*CHALLENGE*
Omit all images. Transcribe the rest of the material below exactly.

|---|

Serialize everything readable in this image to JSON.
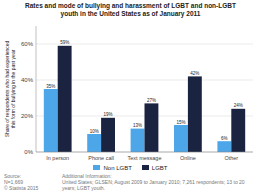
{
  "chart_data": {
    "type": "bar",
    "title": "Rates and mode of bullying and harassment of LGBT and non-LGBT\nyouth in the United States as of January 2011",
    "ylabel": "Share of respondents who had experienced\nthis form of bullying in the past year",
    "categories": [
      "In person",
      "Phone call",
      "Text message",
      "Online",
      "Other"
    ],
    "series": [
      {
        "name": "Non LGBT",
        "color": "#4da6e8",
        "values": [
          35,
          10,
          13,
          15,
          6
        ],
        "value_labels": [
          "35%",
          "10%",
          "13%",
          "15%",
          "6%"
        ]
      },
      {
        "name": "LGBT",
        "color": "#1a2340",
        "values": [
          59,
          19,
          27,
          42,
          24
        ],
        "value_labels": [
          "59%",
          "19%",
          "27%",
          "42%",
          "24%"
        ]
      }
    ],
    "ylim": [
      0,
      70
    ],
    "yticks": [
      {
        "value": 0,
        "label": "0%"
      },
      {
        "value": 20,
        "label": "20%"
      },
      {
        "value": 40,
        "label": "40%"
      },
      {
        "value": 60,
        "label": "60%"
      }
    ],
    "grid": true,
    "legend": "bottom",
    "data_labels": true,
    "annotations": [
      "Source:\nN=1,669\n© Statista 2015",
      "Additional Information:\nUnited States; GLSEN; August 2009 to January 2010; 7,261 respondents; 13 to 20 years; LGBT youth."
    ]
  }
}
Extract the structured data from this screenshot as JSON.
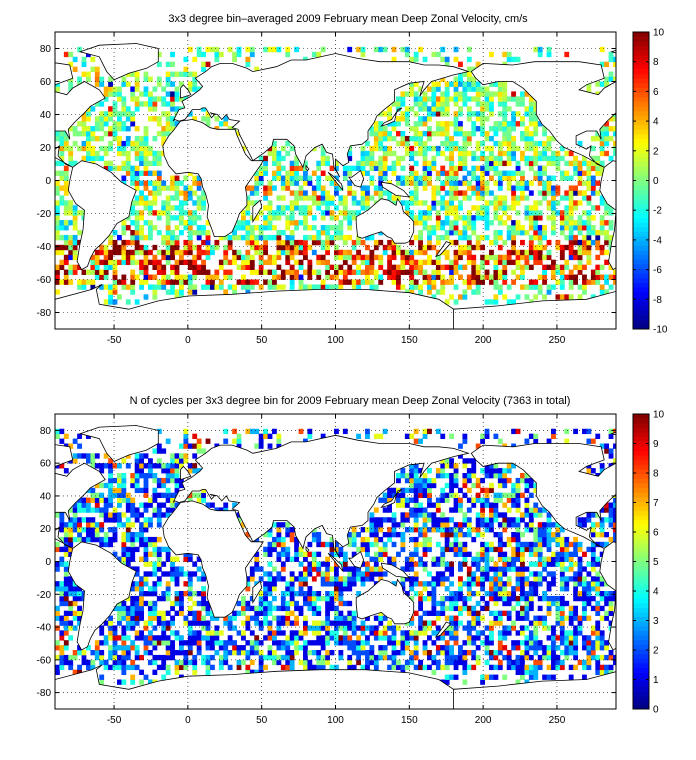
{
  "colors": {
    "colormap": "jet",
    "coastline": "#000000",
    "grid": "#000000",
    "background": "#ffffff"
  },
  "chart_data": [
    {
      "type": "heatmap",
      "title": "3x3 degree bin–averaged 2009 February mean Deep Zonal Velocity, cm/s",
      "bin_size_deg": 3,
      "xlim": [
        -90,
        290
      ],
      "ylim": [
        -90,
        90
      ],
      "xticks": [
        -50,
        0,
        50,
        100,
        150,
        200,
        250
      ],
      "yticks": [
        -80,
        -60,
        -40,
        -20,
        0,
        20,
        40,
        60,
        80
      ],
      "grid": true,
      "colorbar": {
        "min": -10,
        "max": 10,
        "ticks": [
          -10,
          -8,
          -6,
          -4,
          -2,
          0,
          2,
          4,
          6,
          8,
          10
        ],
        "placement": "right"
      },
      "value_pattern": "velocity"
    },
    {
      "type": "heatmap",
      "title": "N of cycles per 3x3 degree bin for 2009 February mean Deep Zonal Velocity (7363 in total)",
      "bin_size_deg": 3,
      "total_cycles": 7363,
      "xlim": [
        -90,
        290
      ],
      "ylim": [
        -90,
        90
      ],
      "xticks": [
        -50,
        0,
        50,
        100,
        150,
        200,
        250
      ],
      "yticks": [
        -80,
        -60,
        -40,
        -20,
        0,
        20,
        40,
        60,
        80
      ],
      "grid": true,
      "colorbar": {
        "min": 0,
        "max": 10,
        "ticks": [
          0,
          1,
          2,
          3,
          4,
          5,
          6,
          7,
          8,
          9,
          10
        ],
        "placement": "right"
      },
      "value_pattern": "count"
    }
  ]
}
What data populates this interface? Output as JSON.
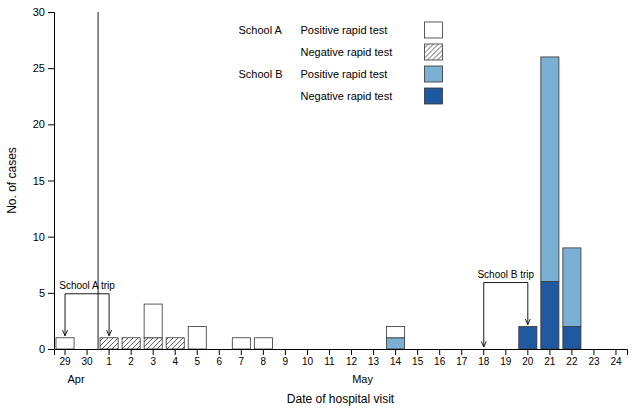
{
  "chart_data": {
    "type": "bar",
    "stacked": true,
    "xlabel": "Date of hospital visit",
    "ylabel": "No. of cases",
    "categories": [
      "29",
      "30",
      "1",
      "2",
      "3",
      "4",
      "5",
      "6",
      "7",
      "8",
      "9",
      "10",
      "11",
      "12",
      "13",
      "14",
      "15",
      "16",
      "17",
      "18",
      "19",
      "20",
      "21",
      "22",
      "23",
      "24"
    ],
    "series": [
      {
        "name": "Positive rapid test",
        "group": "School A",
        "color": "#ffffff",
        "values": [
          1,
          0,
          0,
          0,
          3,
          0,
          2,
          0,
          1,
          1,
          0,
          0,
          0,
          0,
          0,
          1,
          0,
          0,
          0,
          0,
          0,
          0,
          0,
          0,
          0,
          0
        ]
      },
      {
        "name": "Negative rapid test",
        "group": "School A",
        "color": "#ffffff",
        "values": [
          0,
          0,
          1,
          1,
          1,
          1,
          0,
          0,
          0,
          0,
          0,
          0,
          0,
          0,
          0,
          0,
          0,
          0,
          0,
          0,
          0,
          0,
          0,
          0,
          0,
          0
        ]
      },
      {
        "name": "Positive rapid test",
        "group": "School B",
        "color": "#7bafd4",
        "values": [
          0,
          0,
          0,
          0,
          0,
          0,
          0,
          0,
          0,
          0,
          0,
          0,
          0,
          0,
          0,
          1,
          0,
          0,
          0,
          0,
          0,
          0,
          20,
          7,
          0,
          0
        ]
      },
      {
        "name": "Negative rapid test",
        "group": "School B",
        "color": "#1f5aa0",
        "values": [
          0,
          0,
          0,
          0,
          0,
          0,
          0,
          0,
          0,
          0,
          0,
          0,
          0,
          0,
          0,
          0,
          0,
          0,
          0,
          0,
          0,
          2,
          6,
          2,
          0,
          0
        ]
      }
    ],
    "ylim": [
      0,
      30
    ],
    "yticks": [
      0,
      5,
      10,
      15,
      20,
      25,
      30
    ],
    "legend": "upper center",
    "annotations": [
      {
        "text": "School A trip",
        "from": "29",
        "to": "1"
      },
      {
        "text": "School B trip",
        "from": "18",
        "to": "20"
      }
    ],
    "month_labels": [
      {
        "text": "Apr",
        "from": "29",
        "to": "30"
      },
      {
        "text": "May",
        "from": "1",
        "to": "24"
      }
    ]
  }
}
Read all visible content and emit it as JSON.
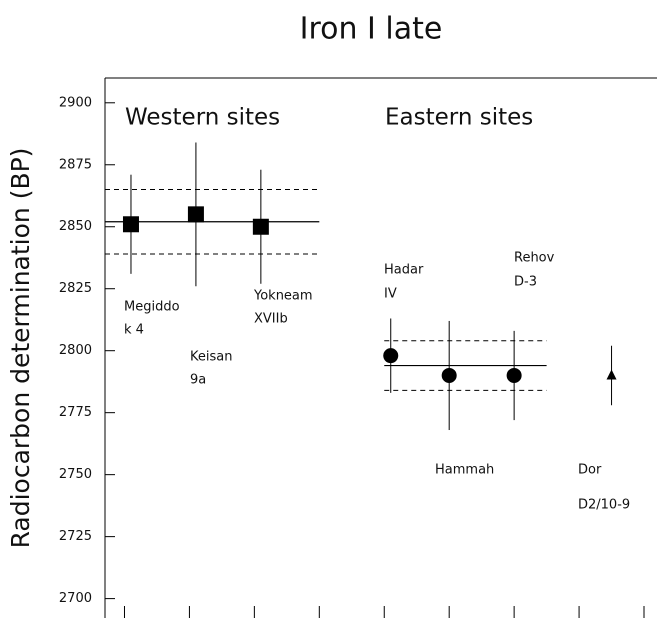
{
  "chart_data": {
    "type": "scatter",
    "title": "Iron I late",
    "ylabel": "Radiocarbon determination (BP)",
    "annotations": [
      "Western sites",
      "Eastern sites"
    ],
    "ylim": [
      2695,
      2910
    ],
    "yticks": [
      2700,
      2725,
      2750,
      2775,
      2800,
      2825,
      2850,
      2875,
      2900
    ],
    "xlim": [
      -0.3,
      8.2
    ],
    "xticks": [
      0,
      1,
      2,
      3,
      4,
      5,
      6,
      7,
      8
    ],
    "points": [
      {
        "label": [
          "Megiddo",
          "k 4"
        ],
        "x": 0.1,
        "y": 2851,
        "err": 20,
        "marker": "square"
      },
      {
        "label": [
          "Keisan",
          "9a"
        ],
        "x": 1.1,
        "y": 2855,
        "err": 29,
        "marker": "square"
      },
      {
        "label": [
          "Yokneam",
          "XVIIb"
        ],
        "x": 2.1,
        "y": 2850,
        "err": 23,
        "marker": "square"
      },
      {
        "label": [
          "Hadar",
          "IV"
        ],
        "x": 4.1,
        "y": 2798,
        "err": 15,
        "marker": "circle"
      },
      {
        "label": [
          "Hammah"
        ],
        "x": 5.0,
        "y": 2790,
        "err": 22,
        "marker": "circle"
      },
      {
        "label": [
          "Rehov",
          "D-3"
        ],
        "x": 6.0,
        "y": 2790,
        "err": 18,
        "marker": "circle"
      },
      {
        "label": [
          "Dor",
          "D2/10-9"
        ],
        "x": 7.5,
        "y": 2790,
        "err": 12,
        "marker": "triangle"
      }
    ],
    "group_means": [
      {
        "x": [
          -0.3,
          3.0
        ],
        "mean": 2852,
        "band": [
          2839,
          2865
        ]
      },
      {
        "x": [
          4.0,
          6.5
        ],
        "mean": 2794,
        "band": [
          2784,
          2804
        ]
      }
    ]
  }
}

|---|

*RESULT OF THE TASK*
Serialize everything readable in this image to JSON.
{
  "chart_data": {
    "type": "bar",
    "title": "Rates and mode of bullying and harassment of LGBT and non-LGBT\nyouth in the United States as of January 2011",
    "ylabel": "Share of respondents who had experienced\nthis form of bullying in the past year",
    "categories": [
      "In person",
      "Phone call",
      "Text message",
      "Online",
      "Other"
    ],
    "series": [
      {
        "name": "Non LGBT",
        "color": "#4da6e8",
        "values": [
          35,
          10,
          13,
          15,
          6
        ],
        "value_labels": [
          "35%",
          "10%",
          "13%",
          "15%",
          "6%"
        ]
      },
      {
        "name": "LGBT",
        "color": "#1a2340",
        "values": [
          59,
          19,
          27,
          42,
          24
        ],
        "value_labels": [
          "59%",
          "19%",
          "27%",
          "42%",
          "24%"
        ]
      }
    ],
    "ylim": [
      0,
      70
    ],
    "yticks": [
      {
        "value": 0,
        "label": "0%"
      },
      {
        "value": 20,
        "label": "20%"
      },
      {
        "value": 40,
        "label": "40%"
      },
      {
        "value": 60,
        "label": "60%"
      }
    ],
    "grid": true,
    "legend": "bottom",
    "data_labels": true,
    "annotations": [
      "Source:\nN=1,669\n© Statista 2015",
      "Additional Information:\nUnited States; GLSEN; August 2009 to January 2010; 7,261 respondents; 13 to 20 years; LGBT youth."
    ]
  }
}
Extract the structured data from this screenshot as JSON.
{
  "colors": {
    "colormap": "jet",
    "coastline": "#000000",
    "grid": "#000000",
    "background": "#ffffff"
  },
  "chart_data": [
    {
      "type": "heatmap",
      "title": "3x3 degree bin–averaged 2009 February mean Deep Zonal Velocity, cm/s",
      "bin_size_deg": 3,
      "xlim": [
        -90,
        290
      ],
      "ylim": [
        -90,
        90
      ],
      "xticks": [
        -50,
        0,
        50,
        100,
        150,
        200,
        250
      ],
      "yticks": [
        -80,
        -60,
        -40,
        -20,
        0,
        20,
        40,
        60,
        80
      ],
      "grid": true,
      "colorbar": {
        "min": -10,
        "max": 10,
        "ticks": [
          -10,
          -8,
          -6,
          -4,
          -2,
          0,
          2,
          4,
          6,
          8,
          10
        ],
        "placement": "right"
      },
      "value_pattern": "velocity"
    },
    {
      "type": "heatmap",
      "title": "N of cycles per 3x3 degree bin for 2009 February mean Deep Zonal Velocity (7363 in total)",
      "bin_size_deg": 3,
      "total_cycles": 7363,
      "xlim": [
        -90,
        290
      ],
      "ylim": [
        -90,
        90
      ],
      "xticks": [
        -50,
        0,
        50,
        100,
        150,
        200,
        250
      ],
      "yticks": [
        -80,
        -60,
        -40,
        -20,
        0,
        20,
        40,
        60,
        80
      ],
      "grid": true,
      "colorbar": {
        "min": 0,
        "max": 10,
        "ticks": [
          0,
          1,
          2,
          3,
          4,
          5,
          6,
          7,
          8,
          9,
          10
        ],
        "placement": "right"
      },
      "value_pattern": "count"
    }
  ]
}
What data populates this interface? Output as JSON.
{
  "chart_data": {
    "type": "bar",
    "stacked": true,
    "xlabel": "Date of hospital visit",
    "ylabel": "No. of cases",
    "categories": [
      "29",
      "30",
      "1",
      "2",
      "3",
      "4",
      "5",
      "6",
      "7",
      "8",
      "9",
      "10",
      "11",
      "12",
      "13",
      "14",
      "15",
      "16",
      "17",
      "18",
      "19",
      "20",
      "21",
      "22",
      "23",
      "24"
    ],
    "series": [
      {
        "name": "Positive rapid test",
        "group": "School A",
        "color": "#ffffff",
        "values": [
          1,
          0,
          0,
          0,
          3,
          0,
          2,
          0,
          1,
          1,
          0,
          0,
          0,
          0,
          0,
          1,
          0,
          0,
          0,
          0,
          0,
          0,
          0,
          0,
          0,
          0
        ]
      },
      {
        "name": "Negative rapid test",
        "group": "School A",
        "color": "#ffffff",
        "values": [
          0,
          0,
          1,
          1,
          1,
          1,
          0,
          0,
          0,
          0,
          0,
          0,
          0,
          0,
          0,
          0,
          0,
          0,
          0,
          0,
          0,
          0,
          0,
          0,
          0,
          0
        ]
      },
      {
        "name": "Positive rapid test",
        "group": "School B",
        "color": "#7bafd4",
        "values": [
          0,
          0,
          0,
          0,
          0,
          0,
          0,
          0,
          0,
          0,
          0,
          0,
          0,
          0,
          0,
          1,
          0,
          0,
          0,
          0,
          0,
          0,
          20,
          7,
          0,
          0
        ]
      },
      {
        "name": "Negative rapid test",
        "group": "School B",
        "color": "#1f5aa0",
        "values": [
          0,
          0,
          0,
          0,
          0,
          0,
          0,
          0,
          0,
          0,
          0,
          0,
          0,
          0,
          0,
          0,
          0,
          0,
          0,
          0,
          0,
          2,
          6,
          2,
          0,
          0
        ]
      }
    ],
    "ylim": [
      0,
      30
    ],
    "yticks": [
      0,
      5,
      10,
      15,
      20,
      25,
      30
    ],
    "legend": "upper center",
    "annotations": [
      {
        "text": "School A trip",
        "from": "29",
        "to": "1"
      },
      {
        "text": "School B trip",
        "from": "18",
        "to": "20"
      }
    ],
    "month_labels": [
      {
        "text": "Apr",
        "from": "29",
        "to": "30"
      },
      {
        "text": "May",
        "from": "1",
        "to": "24"
      }
    ]
  }
}
Read all visible content and emit it as JSON.
{
  "chart_data": {
    "type": "scatter",
    "title": "Iron I late",
    "ylabel": "Radiocarbon determination (BP)",
    "annotations": [
      "Western sites",
      "Eastern sites"
    ],
    "ylim": [
      2695,
      2910
    ],
    "yticks": [
      2700,
      2725,
      2750,
      2775,
      2800,
      2825,
      2850,
      2875,
      2900
    ],
    "xlim": [
      -0.3,
      8.2
    ],
    "xticks": [
      0,
      1,
      2,
      3,
      4,
      5,
      6,
      7,
      8
    ],
    "points": [
      {
        "label": [
          "Megiddo",
          "k 4"
        ],
        "x": 0.1,
        "y": 2851,
        "err": 20,
        "marker": "square"
      },
      {
        "label": [
          "Keisan",
          "9a"
        ],
        "x": 1.1,
        "y": 2855,
        "err": 29,
        "marker": "square"
      },
      {
        "label": [
          "Yokneam",
          "XVIIb"
        ],
        "x": 2.1,
        "y": 2850,
        "err": 23,
        "marker": "square"
      },
      {
        "label": [
          "Hadar",
          "IV"
        ],
        "x": 4.1,
        "y": 2798,
        "err": 15,
        "marker": "circle"
      },
      {
        "label": [
          "Hammah"
        ],
        "x": 5.0,
        "y": 2790,
        "err": 22,
        "marker": "circle"
      },
      {
        "label": [
          "Rehov",
          "D-3"
        ],
        "x": 6.0,
        "y": 2790,
        "err": 18,
        "marker": "circle"
      },
      {
        "label": [
          "Dor",
          "D2/10-9"
        ],
        "x": 7.5,
        "y": 2790,
        "err": 12,
        "marker": "triangle"
      }
    ],
    "group_means": [
      {
        "x": [
          -0.3,
          3.0
        ],
        "mean": 2852,
        "band": [
          2839,
          2865
        ]
      },
      {
        "x": [
          4.0,
          6.5
        ],
        "mean": 2794,
        "band": [
          2784,
          2804
        ]
      }
    ]
  }
}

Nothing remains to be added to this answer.